### Required tasks
a) Can you rewrite the paragraph of the founding documents text that begins "(iii) The Bill of Rights" as one shorter sentence that keeps its main facts?
b) Which lines of the rows contain the string "brazil"? Filter them out and copy each one, treating uppercase and lowercase as different.
#### Text extract
Our founding documents fit together as follows:

(i) The Declaration of Independence – which proclaims our philosophy of sovereignty, rights, and government
(ii) The US Constitution – which designed a government (checked by the sovereign powers of the States and the People) to embrace the philosophy set forth in the Declaration
(iii) The Bill of Rights – to further limit the authority of the federal government (as the preamble to the Bill of Rights states: “In order to prevent misconstruction or abuse of its powers, that further declaratory and restrictive clauses should be added…..”)
(i) The Declaration of Independence – which proclaims our philosophy of sovereignty, rights, and government.
(ii) The US Constitution – which designed a government (checked by the sovereign powers of the States and the People) to embrace the philosophy set forth in the Declaratio.n
(iii) The Bill of Rights – to further limit the authority of the federal government (as the preamble to the Bill of Rights states: “In order to prevent misconstruction or abuse of its powers, that further declaratory and restrictive clauses should be added…..”)
########
#### Task inputs
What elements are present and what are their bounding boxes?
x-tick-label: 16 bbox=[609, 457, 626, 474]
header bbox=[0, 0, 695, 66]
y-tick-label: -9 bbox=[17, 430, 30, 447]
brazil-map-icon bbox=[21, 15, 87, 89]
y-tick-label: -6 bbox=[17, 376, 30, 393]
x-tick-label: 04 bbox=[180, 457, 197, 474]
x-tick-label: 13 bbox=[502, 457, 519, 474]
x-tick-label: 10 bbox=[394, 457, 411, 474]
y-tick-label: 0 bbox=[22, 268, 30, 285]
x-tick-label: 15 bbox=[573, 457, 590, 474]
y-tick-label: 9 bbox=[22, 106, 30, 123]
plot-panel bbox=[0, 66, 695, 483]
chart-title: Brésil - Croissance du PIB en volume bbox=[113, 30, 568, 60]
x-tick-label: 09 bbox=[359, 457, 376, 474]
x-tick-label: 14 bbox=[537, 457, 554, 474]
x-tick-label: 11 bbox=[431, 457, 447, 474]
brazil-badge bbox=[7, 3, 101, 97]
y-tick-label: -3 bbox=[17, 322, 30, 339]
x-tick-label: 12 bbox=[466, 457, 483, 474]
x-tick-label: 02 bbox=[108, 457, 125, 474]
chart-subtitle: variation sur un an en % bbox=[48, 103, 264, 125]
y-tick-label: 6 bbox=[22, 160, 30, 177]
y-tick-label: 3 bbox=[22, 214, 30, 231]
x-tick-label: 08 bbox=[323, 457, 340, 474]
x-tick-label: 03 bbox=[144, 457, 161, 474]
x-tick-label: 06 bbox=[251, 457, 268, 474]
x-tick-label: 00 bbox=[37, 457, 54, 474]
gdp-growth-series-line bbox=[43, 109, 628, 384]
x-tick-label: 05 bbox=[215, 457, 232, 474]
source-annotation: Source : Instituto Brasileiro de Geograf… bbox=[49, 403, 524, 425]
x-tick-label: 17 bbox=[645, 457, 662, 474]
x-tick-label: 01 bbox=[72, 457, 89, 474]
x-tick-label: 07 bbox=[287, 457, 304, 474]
########
### Task solutions
a) The Bill of Rights further limits the federal government's authority, and its preamble says declaratory and restrictive clauses should be added to prevent misconstruction or abuse of that government's powers.

b)
brazil-map-icon bbox=[21, 15, 87, 89]
brazil-badge bbox=[7, 3, 101, 97]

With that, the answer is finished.